### THE EXERCISE
Gather all lines in the entries that include the word "ayeyarwadyensis".

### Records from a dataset
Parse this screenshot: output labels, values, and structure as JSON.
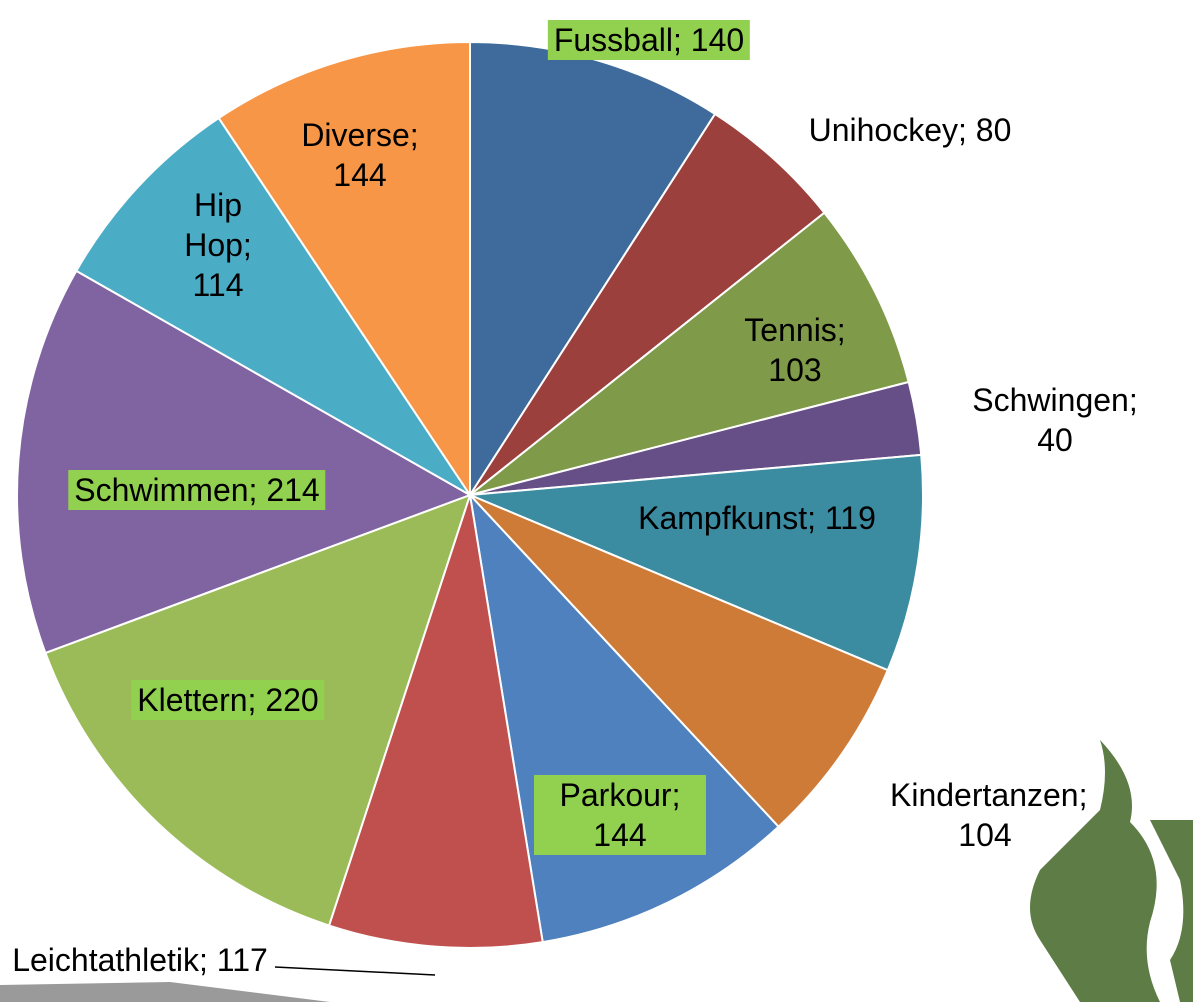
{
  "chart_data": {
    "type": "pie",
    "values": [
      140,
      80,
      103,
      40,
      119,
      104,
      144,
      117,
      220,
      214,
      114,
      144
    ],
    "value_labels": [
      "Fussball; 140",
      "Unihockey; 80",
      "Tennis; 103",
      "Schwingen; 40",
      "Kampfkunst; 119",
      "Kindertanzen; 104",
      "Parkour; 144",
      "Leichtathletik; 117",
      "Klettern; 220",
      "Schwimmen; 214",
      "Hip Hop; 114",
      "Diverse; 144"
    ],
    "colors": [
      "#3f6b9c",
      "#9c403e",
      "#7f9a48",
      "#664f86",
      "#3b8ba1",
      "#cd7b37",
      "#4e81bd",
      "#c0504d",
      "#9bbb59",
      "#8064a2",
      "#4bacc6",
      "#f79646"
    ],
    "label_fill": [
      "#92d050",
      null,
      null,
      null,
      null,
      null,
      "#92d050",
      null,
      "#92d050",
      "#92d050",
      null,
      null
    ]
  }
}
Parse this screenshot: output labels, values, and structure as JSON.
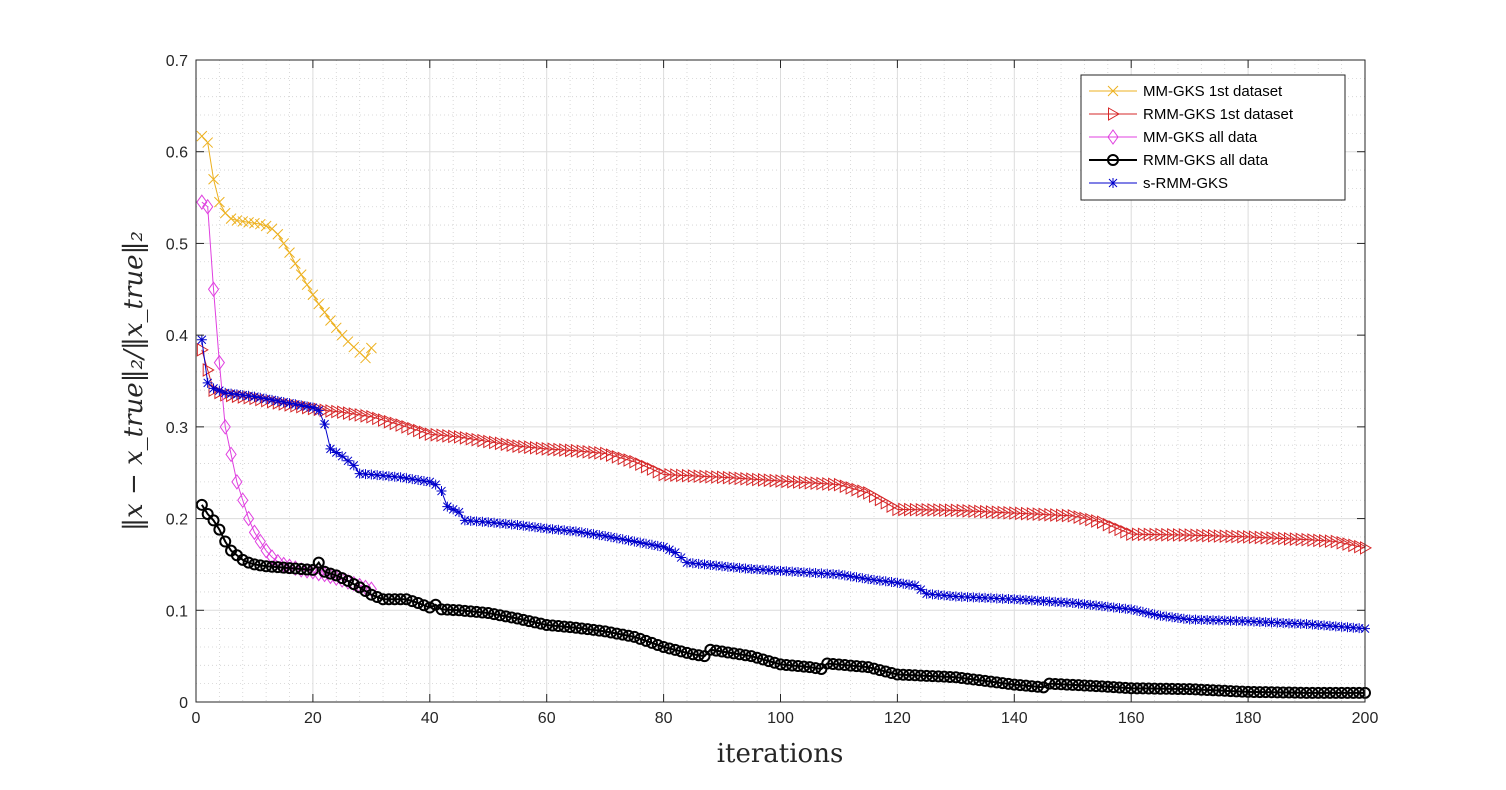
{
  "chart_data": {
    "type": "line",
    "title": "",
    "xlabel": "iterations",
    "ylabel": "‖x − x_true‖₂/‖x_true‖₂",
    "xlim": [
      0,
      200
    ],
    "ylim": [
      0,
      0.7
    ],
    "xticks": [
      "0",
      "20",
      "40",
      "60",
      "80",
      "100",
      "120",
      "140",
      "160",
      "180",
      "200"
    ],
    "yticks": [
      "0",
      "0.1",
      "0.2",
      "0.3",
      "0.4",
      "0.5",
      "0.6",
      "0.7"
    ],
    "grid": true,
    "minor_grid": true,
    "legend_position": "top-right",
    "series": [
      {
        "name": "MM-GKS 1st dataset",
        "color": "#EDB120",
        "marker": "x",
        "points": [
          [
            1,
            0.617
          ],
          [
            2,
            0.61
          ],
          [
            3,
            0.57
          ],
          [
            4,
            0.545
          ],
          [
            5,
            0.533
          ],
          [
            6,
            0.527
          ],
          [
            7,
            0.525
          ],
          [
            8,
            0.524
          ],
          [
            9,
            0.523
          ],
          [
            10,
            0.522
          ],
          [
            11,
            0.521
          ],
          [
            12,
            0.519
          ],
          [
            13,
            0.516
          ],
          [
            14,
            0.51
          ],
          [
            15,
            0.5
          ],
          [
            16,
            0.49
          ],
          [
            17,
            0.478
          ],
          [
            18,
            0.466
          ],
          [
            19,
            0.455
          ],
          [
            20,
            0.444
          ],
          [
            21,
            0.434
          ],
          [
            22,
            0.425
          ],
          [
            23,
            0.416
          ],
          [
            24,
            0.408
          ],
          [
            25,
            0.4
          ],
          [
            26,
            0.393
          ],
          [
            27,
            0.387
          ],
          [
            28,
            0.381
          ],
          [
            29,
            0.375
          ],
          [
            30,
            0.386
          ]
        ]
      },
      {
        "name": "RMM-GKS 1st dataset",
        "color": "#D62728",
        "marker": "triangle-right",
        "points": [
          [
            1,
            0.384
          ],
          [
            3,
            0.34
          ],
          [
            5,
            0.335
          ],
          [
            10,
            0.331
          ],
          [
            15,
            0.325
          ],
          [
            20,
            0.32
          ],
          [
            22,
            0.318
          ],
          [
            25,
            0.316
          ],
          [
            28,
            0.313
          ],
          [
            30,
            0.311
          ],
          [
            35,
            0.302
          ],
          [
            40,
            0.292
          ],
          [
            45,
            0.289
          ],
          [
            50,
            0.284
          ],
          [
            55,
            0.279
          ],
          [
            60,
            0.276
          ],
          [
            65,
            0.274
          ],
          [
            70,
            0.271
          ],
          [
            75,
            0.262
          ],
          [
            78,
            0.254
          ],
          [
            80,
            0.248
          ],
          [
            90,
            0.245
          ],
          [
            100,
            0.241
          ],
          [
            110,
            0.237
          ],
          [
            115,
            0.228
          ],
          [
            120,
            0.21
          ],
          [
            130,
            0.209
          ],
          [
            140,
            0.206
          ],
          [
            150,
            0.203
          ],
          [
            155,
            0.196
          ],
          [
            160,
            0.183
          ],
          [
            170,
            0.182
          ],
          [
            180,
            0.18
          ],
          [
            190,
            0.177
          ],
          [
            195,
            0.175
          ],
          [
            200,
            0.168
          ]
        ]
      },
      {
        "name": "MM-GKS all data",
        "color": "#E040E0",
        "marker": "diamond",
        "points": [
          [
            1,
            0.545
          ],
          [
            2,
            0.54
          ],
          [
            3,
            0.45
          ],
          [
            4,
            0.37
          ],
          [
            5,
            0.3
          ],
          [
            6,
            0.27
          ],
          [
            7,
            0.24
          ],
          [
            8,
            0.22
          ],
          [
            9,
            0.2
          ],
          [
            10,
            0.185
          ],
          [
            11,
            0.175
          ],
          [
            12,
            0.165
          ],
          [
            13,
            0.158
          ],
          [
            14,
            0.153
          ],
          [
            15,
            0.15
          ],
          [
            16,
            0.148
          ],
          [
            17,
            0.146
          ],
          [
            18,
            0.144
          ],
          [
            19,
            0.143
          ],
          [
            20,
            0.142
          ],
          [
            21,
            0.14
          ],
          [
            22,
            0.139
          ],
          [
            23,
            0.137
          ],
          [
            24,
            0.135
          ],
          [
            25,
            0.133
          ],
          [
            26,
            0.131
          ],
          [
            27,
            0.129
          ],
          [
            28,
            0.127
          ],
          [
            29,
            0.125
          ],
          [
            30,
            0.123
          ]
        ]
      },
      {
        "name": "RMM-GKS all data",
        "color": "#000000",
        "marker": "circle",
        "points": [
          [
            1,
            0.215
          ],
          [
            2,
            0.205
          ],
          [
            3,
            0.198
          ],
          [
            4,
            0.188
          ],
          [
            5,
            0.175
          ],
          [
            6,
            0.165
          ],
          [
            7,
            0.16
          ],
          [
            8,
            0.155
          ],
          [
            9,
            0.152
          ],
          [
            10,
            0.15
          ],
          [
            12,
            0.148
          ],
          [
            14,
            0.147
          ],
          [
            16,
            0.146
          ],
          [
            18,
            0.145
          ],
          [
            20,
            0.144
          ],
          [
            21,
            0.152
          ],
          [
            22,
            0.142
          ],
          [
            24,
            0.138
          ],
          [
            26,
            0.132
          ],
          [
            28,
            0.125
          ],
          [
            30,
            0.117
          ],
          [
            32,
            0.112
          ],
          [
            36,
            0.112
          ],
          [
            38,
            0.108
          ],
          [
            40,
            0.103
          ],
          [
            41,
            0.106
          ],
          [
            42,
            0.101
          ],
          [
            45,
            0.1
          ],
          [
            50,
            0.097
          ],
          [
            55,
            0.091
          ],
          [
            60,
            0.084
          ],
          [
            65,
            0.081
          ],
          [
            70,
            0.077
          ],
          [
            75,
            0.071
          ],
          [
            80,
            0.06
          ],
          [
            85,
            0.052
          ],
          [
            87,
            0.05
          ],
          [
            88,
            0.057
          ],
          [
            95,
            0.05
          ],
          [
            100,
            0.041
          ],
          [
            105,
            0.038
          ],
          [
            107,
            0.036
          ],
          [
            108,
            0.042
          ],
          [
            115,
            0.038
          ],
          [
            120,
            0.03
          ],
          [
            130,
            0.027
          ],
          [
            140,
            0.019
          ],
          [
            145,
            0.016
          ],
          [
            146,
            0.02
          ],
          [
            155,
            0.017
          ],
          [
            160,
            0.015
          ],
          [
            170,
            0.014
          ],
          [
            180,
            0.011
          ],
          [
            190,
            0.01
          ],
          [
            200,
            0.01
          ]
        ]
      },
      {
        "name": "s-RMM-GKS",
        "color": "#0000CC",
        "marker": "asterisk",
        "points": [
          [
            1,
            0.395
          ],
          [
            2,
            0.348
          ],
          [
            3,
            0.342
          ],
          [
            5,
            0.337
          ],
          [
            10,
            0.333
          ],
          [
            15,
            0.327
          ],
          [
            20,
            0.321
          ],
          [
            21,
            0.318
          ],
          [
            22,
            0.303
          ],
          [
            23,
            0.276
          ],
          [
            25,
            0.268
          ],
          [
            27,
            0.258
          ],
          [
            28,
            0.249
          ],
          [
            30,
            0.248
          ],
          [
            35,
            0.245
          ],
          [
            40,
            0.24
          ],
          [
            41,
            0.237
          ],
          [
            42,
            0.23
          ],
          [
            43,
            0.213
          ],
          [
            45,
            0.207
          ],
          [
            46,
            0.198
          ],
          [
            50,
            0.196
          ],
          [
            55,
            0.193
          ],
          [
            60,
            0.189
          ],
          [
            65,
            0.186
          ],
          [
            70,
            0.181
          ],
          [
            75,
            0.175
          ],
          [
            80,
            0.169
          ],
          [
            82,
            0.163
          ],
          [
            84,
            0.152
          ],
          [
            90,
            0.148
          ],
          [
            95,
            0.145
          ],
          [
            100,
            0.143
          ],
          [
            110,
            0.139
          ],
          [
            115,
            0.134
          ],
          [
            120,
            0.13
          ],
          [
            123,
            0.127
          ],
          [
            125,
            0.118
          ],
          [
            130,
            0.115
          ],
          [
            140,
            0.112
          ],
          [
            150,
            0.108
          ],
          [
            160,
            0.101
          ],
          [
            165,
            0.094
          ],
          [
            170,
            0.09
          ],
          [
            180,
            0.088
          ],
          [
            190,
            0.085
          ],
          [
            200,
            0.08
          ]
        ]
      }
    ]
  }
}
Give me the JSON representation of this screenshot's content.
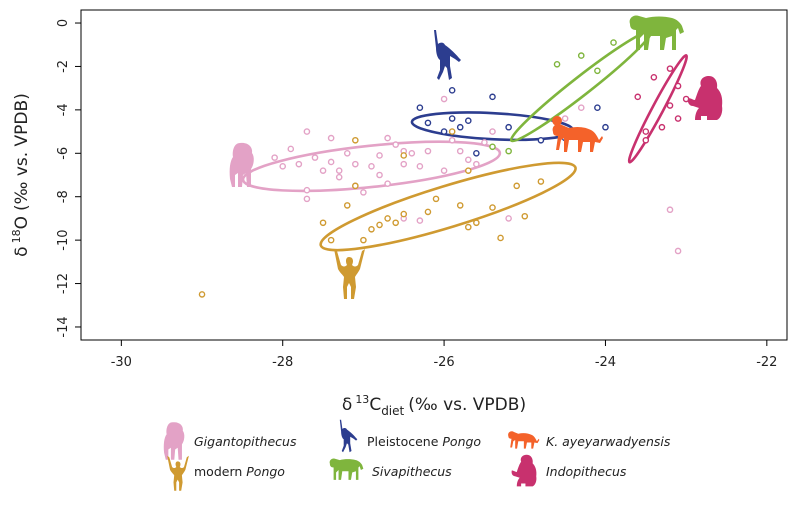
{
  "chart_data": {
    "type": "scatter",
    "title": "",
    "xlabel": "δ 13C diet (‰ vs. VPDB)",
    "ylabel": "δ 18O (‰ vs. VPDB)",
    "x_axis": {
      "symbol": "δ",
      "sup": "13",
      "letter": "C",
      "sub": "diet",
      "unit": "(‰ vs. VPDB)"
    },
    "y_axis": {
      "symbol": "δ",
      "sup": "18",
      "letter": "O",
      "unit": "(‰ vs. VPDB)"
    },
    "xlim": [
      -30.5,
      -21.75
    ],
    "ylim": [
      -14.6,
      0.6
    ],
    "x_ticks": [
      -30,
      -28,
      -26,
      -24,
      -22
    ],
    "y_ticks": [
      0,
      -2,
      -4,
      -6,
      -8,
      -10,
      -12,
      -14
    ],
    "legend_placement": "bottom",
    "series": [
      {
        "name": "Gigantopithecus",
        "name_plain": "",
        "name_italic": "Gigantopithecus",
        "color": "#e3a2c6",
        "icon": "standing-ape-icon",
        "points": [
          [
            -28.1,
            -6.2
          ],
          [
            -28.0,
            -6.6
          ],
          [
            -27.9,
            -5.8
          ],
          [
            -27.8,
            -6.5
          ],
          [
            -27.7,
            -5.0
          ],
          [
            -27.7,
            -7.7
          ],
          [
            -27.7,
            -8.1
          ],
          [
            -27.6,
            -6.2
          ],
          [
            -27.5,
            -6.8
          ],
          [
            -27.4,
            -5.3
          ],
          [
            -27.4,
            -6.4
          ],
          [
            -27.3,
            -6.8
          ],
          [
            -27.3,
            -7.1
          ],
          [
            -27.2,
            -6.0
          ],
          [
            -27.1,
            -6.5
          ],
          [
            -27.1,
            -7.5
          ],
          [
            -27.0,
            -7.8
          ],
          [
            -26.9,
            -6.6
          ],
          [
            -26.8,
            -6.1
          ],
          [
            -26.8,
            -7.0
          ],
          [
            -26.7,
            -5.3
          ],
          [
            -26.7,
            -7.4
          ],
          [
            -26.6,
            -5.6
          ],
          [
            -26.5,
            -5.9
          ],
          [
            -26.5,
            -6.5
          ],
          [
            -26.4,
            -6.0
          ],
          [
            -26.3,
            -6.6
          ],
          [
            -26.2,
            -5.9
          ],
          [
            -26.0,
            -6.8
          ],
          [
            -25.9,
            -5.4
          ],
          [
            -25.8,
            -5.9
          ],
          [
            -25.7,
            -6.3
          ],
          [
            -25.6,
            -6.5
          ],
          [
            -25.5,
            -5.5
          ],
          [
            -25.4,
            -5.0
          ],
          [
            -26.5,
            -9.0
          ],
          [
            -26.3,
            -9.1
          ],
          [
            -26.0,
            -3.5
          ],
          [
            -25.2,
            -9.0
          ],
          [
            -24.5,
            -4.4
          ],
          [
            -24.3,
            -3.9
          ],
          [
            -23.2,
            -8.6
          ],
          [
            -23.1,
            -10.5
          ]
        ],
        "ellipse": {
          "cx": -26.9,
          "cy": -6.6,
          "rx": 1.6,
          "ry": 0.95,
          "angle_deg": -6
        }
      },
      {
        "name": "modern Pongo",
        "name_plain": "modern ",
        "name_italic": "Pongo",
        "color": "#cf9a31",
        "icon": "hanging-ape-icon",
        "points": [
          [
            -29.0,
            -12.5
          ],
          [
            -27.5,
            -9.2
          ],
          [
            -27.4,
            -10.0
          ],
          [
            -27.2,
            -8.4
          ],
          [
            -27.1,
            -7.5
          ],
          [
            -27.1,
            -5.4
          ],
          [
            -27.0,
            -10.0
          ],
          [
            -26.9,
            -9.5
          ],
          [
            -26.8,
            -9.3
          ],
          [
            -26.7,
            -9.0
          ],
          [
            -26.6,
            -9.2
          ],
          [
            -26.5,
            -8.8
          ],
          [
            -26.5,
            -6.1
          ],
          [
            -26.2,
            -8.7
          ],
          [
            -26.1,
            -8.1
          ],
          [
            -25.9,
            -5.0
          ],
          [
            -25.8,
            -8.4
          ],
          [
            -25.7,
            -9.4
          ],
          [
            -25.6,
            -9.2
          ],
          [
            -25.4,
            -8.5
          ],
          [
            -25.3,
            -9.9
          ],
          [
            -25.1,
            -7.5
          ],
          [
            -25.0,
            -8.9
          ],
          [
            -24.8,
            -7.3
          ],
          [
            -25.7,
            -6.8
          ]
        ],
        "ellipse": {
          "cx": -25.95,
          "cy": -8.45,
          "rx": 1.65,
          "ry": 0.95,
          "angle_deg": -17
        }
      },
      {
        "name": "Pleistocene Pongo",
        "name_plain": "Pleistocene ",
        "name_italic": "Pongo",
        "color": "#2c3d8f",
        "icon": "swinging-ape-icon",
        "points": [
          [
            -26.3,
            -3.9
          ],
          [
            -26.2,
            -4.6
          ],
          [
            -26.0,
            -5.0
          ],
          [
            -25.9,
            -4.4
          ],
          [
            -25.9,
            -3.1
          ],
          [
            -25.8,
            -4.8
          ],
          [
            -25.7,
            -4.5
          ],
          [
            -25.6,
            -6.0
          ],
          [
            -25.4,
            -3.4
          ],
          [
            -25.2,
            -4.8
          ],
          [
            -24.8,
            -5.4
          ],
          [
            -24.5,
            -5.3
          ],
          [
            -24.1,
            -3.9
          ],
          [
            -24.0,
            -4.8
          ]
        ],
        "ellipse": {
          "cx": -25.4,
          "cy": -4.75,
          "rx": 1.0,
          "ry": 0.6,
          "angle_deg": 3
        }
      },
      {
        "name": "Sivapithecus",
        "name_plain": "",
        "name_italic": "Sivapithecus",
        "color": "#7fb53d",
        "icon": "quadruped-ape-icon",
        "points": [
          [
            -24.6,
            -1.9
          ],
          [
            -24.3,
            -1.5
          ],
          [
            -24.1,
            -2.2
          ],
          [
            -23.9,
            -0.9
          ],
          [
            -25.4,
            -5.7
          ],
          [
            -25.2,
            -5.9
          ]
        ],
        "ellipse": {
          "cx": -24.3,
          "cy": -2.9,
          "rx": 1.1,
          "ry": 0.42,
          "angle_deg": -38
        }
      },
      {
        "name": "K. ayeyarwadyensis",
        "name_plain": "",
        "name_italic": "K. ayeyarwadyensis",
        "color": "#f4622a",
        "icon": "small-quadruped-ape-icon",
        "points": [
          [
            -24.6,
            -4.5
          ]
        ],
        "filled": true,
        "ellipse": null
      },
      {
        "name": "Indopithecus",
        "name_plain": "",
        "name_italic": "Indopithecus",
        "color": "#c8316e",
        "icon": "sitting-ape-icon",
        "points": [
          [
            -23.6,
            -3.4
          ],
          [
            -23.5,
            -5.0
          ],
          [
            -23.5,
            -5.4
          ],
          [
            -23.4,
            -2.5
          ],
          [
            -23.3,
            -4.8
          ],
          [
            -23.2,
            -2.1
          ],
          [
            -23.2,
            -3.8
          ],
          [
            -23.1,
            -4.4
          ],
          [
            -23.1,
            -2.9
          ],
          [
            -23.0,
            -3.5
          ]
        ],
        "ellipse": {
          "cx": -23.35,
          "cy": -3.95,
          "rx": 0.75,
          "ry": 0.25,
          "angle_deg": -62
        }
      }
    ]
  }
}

### RESULT
        "name": "K. ayeyarwadyensis",
        "name_italic": "K. ayeyarwadyensis",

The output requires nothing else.